Wherever a line below holds the word "тяжелой", copy that line.

□ □ □

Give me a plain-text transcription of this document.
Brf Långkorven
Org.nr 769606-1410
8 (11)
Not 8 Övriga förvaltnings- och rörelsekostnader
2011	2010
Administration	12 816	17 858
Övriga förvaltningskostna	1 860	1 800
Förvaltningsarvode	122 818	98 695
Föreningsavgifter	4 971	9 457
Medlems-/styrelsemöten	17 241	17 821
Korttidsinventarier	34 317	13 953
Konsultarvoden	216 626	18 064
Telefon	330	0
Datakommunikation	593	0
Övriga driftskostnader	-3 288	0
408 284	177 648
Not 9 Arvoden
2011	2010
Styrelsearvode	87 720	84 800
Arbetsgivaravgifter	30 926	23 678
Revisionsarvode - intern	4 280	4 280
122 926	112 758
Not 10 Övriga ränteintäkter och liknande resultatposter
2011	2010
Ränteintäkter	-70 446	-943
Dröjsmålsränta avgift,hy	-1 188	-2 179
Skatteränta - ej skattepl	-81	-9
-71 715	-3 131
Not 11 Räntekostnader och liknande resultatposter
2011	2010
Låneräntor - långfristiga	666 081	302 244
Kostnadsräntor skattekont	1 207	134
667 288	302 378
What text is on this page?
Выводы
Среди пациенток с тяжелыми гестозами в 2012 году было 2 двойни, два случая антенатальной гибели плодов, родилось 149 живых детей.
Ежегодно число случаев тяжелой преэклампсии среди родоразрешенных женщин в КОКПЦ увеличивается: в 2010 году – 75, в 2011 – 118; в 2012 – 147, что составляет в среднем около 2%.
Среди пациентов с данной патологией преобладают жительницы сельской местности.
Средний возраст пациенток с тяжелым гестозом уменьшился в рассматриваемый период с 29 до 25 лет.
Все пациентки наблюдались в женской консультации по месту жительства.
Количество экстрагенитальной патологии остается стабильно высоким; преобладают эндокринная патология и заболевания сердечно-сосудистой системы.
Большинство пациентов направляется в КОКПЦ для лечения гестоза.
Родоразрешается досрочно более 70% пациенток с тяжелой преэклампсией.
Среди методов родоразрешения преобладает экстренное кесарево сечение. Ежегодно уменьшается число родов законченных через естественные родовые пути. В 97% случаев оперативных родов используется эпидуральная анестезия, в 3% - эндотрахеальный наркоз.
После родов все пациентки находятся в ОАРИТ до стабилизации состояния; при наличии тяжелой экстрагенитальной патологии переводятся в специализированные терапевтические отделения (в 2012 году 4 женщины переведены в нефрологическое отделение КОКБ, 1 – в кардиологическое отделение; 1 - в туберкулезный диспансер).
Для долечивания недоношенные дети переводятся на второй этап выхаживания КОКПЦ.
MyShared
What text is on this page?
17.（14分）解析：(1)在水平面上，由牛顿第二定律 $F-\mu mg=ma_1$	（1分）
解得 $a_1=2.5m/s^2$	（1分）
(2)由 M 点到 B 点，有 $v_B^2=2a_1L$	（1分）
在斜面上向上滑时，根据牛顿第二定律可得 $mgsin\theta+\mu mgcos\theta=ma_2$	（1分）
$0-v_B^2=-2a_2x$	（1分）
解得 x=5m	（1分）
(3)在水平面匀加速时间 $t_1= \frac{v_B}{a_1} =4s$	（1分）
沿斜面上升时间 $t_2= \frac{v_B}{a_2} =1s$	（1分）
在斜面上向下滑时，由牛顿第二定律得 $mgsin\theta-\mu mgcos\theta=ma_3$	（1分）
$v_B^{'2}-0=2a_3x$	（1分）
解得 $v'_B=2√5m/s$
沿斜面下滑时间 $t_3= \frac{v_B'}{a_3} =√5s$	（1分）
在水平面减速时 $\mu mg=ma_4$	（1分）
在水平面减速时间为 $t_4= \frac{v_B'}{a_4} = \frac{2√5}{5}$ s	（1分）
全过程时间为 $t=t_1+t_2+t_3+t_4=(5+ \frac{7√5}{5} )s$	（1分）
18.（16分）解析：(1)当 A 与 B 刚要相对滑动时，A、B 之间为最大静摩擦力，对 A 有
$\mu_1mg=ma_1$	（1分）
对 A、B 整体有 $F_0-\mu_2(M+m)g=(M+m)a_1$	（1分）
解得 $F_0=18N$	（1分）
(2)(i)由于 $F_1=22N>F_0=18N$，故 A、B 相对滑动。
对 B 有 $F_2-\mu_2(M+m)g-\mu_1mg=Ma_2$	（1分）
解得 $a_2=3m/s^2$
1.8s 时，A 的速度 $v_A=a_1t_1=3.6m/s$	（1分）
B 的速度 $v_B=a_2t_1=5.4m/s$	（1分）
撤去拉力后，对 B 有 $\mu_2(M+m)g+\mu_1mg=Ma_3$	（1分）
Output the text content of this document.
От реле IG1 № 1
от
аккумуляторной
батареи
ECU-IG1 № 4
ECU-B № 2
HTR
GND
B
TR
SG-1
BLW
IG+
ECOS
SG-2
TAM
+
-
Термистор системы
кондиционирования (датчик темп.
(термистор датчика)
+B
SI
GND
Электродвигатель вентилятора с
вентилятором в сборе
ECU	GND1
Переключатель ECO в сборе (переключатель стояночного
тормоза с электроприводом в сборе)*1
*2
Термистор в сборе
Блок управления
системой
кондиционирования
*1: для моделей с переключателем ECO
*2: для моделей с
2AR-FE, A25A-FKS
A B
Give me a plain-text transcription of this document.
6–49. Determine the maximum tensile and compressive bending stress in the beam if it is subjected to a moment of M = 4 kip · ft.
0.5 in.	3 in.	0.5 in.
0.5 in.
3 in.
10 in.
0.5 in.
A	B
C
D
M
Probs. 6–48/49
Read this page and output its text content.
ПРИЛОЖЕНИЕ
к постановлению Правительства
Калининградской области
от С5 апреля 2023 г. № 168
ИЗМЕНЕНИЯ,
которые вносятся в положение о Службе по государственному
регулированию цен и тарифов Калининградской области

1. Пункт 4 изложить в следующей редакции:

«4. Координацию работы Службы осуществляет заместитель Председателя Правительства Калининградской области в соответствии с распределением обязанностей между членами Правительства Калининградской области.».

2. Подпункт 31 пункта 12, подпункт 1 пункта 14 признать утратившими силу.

□ □ □

# SOLUTION
Ежегодно число случаев тяжелой преэклампсии среди родоразрешенных женщин в КОКПЦ увеличивается: в 2010 году – 75, в 2011 – 118; в 2012 – 147, что составляет в среднем около 2%.
Родоразрешается досрочно более 70% пациенток с тяжелой преэклампсией.
После родов все пациентки находятся в ОАРИТ до стабилизации состояния; при наличии тяжелой экстрагенитальной патологии переводятся в специализированные терапевтические отделения (в 2012 году 4 женщины переведены в нефрологическое отделение КОКБ, 1 – в кардиологическое отделение; 1 - в туберкулезный диспансер).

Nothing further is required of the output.